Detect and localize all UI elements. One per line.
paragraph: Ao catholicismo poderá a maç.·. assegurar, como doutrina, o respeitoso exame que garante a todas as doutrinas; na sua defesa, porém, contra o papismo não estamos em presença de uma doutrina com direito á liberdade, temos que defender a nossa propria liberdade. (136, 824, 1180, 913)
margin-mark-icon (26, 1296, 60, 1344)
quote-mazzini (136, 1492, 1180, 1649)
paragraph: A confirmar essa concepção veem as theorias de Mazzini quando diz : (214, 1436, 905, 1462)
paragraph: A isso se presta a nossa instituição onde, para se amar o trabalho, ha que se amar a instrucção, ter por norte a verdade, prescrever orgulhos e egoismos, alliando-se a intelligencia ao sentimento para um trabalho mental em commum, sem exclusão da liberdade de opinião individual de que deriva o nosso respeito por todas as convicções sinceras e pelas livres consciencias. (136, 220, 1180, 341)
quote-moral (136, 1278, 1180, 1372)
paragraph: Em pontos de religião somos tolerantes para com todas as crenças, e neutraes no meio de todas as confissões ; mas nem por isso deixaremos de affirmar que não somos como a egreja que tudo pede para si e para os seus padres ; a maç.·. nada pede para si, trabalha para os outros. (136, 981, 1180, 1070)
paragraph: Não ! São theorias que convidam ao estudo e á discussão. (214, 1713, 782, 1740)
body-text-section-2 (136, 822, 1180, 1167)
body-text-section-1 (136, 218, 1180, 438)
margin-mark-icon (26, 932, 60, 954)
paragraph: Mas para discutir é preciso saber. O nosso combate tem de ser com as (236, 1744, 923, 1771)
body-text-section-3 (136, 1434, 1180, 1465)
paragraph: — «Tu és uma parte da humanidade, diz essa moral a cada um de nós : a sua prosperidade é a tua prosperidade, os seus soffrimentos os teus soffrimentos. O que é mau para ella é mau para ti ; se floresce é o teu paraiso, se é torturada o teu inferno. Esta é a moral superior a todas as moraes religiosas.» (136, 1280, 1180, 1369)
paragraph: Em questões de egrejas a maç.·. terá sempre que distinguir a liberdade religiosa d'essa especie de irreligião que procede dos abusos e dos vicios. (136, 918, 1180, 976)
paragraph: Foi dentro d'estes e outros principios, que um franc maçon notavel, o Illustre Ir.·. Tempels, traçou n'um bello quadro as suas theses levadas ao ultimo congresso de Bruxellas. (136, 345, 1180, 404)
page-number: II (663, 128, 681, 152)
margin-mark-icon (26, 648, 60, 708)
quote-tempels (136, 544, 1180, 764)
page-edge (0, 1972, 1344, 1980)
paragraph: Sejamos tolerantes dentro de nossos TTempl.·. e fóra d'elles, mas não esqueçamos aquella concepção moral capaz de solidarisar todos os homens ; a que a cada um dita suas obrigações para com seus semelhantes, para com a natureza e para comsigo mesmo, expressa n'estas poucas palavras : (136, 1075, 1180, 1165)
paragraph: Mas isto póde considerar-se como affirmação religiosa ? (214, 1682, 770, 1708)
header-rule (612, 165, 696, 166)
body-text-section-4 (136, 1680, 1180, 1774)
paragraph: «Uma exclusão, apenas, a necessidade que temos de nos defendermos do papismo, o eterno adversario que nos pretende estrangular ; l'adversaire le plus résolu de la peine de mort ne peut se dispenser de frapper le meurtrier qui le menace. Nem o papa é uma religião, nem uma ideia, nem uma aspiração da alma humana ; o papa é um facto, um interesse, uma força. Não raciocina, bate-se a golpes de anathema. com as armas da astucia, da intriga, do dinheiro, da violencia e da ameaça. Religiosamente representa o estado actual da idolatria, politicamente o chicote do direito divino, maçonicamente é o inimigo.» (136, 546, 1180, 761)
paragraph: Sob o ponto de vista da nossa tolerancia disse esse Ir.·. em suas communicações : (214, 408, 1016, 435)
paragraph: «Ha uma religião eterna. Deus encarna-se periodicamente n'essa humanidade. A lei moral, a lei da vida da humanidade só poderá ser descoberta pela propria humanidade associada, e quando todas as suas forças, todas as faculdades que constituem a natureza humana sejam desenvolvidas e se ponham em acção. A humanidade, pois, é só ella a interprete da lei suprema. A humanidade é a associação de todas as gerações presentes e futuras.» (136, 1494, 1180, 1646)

AIM OF THE TASK: Show each line of the records above that contains the word "text", copied in full. Count a line only if the capitalization matches.

TASK RESPONSE:
body-text-section-2 (136, 822, 1180, 1167)
body-text-section-1 (136, 218, 1180, 438)
body-text-section-3 (136, 1434, 1180, 1465)
body-text-section-4 (136, 1680, 1180, 1774)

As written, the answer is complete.